Tally the lines holding "JSON" and state only that figure.
[Data shown start]
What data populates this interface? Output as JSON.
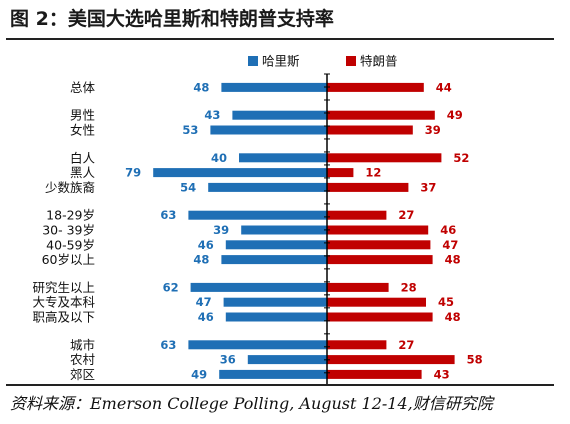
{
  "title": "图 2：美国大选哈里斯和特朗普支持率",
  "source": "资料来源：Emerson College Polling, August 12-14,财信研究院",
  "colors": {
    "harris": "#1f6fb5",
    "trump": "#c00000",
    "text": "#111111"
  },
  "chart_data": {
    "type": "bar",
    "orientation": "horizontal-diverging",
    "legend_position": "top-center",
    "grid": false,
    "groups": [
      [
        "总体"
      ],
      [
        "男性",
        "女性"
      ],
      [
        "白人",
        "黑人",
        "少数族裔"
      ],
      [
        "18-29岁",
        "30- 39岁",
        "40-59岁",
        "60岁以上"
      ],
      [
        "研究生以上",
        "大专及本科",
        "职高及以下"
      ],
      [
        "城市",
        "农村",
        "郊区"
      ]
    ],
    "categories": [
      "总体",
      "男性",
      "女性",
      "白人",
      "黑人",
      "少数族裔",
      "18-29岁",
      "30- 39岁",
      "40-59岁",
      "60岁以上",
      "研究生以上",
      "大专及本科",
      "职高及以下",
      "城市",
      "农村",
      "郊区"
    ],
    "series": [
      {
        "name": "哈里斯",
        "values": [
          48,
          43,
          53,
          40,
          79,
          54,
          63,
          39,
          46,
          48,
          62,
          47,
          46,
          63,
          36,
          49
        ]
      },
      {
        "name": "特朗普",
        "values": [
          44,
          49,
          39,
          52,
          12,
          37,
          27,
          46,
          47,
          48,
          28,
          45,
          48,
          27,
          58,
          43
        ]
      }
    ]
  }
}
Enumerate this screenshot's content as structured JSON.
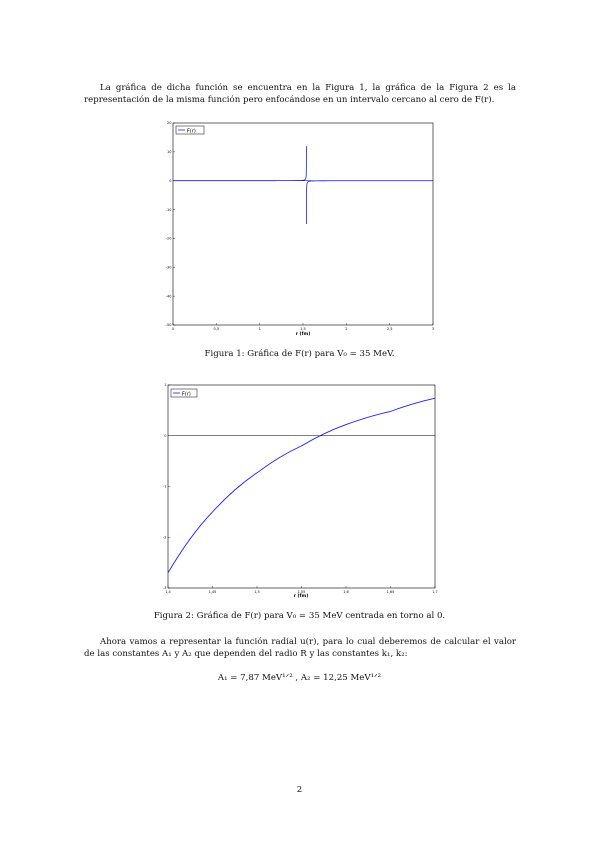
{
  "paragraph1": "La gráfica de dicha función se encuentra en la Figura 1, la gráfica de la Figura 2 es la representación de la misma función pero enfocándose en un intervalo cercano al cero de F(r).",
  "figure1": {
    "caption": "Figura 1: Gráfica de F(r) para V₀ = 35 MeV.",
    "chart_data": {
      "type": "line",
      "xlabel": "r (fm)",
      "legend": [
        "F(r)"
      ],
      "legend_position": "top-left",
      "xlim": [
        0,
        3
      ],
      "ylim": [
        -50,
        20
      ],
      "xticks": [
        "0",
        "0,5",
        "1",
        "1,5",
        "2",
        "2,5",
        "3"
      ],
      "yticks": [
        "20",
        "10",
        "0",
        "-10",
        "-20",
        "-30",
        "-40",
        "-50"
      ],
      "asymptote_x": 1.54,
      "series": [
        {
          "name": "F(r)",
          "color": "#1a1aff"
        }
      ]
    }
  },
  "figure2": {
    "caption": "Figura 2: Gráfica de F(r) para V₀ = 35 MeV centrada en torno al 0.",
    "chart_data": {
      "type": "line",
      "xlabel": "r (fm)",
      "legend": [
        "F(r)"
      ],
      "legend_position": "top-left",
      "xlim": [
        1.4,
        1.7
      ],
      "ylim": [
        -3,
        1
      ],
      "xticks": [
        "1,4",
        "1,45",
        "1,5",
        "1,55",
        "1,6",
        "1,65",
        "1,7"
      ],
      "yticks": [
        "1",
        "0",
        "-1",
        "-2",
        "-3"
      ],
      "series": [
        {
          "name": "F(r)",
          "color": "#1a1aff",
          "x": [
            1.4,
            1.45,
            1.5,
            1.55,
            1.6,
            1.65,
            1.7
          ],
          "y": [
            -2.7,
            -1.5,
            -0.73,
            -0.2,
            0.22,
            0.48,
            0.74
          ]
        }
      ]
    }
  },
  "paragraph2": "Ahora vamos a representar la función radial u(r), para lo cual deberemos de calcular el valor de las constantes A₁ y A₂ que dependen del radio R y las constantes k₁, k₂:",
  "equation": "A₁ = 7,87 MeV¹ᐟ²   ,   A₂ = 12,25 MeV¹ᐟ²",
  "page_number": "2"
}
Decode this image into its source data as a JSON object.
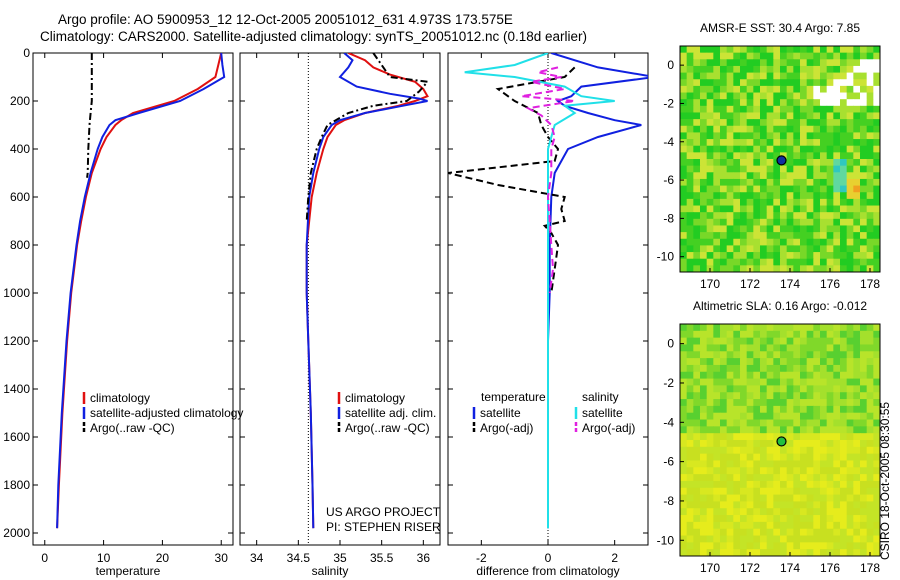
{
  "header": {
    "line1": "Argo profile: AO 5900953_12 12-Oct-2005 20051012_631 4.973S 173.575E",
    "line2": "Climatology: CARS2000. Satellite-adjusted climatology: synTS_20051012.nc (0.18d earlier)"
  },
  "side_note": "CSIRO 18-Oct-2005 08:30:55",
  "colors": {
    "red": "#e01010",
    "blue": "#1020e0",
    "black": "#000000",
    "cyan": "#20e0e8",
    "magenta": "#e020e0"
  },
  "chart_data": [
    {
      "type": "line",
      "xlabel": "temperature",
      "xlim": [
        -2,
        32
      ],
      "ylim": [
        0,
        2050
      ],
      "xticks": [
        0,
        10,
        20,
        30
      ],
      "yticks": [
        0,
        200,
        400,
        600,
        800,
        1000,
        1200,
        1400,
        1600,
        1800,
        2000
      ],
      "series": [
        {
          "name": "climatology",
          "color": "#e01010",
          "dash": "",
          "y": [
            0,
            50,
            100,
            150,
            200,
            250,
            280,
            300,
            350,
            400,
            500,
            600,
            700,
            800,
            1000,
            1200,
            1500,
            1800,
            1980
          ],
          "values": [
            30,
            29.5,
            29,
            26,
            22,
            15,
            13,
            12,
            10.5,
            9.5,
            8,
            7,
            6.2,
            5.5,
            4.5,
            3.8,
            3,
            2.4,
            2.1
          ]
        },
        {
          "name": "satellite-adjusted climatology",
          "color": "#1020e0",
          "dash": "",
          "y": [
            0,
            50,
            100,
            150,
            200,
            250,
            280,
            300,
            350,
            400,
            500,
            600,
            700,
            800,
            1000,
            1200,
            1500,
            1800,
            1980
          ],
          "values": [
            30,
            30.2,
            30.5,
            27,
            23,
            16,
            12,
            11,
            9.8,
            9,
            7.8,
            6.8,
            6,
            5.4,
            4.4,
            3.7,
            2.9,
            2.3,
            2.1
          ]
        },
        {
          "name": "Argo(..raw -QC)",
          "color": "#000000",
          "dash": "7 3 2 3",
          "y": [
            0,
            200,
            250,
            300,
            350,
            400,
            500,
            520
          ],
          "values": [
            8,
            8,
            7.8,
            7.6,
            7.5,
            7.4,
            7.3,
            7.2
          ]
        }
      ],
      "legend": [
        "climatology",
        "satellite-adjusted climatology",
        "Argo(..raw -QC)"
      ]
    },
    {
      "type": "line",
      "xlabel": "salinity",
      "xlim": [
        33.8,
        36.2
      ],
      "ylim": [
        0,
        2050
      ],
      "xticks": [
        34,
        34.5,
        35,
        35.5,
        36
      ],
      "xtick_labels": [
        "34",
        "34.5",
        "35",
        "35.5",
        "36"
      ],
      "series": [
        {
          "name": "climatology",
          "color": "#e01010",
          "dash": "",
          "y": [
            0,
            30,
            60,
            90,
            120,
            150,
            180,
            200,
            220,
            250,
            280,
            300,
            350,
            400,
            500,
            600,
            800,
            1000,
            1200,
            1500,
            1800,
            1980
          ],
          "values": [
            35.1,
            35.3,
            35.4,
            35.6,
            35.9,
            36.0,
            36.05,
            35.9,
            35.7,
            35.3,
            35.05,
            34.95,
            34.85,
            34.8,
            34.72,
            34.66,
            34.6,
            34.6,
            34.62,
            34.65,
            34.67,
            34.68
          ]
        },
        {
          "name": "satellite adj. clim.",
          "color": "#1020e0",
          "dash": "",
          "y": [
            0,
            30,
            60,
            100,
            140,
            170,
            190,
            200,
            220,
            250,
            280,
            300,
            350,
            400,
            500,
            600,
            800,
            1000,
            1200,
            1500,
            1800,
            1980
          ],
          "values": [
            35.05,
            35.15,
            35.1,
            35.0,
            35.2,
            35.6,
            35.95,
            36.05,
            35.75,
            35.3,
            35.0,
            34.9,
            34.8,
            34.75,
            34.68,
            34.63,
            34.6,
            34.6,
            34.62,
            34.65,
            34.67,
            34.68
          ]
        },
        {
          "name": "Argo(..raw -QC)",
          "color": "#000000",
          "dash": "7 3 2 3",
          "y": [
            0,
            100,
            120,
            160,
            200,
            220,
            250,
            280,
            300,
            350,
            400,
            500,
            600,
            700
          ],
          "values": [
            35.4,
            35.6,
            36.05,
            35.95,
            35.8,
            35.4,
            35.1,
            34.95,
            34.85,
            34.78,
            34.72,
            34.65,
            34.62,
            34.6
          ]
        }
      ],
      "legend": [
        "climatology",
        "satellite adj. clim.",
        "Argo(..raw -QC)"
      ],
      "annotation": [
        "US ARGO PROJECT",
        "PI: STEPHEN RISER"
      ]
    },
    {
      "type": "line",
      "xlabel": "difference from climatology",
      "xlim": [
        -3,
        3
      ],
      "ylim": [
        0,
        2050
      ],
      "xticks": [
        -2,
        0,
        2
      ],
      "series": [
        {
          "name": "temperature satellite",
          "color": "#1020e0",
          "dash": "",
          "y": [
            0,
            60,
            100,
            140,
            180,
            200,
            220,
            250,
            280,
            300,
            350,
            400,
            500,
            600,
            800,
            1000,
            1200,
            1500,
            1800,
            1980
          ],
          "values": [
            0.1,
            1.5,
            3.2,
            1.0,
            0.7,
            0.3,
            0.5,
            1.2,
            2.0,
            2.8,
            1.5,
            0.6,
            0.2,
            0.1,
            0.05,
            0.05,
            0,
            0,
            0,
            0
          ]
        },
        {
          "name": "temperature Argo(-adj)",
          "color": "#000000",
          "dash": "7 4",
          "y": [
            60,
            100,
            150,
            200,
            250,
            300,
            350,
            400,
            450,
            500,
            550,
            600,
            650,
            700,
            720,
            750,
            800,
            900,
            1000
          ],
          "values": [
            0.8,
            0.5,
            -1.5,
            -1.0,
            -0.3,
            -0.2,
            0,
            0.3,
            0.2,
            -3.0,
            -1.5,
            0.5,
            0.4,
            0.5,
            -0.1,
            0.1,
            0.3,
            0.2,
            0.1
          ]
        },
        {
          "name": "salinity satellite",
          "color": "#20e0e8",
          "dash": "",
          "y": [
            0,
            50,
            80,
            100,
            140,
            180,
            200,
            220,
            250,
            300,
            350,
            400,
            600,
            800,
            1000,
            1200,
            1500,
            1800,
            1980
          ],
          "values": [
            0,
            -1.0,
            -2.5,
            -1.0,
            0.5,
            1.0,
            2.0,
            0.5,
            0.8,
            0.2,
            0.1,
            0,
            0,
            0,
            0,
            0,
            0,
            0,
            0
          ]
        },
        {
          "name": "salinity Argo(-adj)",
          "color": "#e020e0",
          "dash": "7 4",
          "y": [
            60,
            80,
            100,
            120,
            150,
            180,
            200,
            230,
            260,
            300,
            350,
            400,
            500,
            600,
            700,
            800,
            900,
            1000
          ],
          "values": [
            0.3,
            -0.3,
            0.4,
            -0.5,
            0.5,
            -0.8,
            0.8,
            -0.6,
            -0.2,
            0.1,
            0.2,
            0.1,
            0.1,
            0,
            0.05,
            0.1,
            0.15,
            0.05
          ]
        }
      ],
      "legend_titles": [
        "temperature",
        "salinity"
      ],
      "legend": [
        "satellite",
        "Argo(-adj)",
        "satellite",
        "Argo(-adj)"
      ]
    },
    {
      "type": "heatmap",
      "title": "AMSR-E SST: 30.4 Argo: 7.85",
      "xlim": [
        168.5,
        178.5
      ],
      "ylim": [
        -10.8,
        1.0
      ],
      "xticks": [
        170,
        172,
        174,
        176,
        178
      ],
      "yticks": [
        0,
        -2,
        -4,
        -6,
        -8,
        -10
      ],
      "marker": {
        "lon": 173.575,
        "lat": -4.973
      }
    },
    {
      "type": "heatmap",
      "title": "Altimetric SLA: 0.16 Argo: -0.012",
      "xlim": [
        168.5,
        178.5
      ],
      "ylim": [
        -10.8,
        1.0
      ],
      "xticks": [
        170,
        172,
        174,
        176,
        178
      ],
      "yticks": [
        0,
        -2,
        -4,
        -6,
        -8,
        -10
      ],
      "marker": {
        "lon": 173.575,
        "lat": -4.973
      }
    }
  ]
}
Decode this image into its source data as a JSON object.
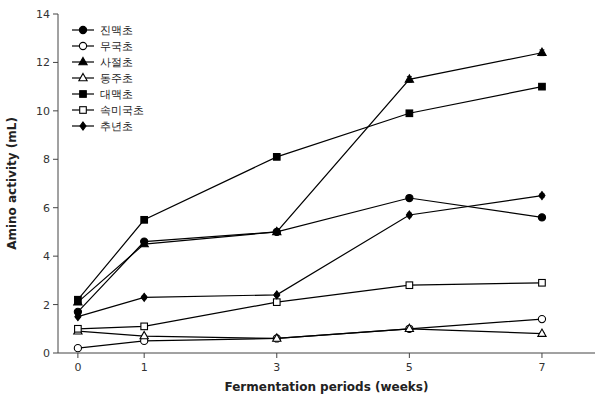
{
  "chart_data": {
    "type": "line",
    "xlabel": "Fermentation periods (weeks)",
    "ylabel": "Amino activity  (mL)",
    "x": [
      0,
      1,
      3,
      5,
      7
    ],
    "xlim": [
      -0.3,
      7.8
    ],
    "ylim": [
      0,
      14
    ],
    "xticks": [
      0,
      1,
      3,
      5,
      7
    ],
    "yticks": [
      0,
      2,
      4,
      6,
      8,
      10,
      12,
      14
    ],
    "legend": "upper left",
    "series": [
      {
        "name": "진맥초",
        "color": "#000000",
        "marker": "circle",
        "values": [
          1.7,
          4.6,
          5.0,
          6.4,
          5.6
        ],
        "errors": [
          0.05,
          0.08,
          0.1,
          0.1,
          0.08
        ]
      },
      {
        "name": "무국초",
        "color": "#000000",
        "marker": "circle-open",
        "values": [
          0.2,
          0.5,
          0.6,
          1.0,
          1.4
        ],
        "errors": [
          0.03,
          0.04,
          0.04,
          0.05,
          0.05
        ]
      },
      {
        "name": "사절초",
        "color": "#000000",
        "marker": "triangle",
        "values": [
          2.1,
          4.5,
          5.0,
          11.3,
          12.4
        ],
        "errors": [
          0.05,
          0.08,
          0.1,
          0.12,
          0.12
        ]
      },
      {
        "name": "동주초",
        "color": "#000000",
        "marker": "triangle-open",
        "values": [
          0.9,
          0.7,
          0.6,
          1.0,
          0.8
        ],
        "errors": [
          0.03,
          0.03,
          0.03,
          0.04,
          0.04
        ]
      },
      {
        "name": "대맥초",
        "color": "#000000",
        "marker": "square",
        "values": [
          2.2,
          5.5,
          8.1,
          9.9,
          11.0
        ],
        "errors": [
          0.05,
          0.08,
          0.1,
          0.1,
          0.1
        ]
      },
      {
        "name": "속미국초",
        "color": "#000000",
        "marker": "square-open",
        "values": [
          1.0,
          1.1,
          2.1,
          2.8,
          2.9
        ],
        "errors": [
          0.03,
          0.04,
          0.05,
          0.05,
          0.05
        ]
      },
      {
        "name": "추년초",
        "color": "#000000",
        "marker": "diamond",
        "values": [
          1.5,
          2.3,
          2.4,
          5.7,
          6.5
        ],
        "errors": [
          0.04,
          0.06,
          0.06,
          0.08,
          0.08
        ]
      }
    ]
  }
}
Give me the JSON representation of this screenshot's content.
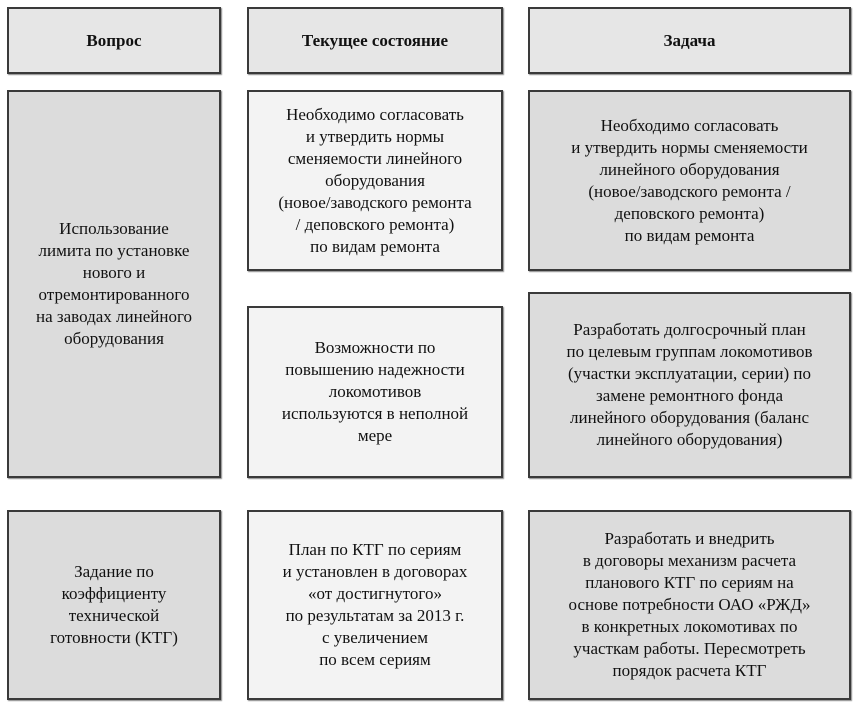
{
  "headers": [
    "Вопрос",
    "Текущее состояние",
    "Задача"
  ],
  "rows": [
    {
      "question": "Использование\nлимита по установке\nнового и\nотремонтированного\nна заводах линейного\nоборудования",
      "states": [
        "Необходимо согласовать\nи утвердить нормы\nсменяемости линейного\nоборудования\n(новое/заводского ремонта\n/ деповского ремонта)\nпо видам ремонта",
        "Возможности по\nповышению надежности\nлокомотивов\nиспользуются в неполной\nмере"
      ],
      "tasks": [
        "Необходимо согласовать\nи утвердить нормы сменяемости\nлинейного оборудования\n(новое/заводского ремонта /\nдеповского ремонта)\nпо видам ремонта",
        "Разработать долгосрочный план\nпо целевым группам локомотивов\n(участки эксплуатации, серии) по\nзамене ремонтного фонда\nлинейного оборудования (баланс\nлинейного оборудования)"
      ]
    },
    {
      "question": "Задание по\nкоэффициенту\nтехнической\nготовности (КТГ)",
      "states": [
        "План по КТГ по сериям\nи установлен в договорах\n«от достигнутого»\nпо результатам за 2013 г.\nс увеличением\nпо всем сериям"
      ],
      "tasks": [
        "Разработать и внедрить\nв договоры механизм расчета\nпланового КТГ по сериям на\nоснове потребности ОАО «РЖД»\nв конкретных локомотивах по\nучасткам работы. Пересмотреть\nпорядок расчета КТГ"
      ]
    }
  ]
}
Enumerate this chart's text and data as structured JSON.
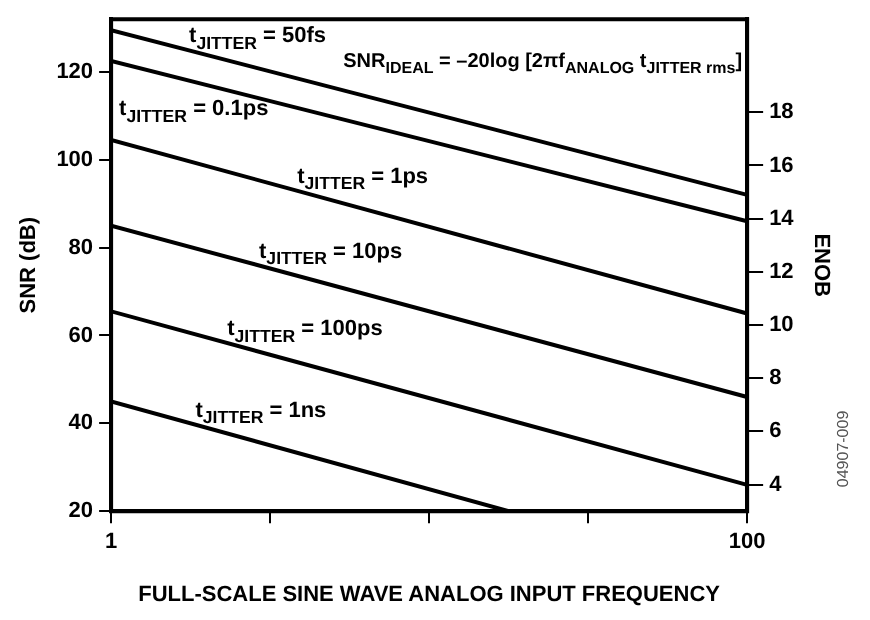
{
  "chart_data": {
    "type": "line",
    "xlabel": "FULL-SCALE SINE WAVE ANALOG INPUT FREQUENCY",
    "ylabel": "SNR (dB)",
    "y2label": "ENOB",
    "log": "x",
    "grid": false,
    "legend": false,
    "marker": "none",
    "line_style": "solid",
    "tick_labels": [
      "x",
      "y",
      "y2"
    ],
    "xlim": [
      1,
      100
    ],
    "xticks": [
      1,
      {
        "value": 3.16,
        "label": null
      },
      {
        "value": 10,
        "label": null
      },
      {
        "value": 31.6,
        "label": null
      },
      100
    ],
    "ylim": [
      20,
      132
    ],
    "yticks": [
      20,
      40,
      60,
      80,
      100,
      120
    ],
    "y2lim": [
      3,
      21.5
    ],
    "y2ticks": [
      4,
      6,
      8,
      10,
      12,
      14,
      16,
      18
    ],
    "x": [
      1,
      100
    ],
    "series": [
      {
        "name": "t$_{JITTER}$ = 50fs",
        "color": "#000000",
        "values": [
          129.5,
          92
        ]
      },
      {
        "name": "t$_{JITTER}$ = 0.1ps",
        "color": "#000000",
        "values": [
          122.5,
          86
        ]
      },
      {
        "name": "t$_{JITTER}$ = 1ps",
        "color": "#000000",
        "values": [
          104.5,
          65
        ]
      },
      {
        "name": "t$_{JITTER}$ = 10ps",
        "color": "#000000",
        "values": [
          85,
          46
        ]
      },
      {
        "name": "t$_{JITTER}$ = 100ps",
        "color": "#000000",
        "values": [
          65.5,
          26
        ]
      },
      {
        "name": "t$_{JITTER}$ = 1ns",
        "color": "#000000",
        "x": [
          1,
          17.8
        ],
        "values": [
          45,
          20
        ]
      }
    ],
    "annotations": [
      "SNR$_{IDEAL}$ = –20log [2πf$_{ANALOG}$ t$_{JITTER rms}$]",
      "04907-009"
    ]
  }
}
[Data shown end]
#### The reply:
6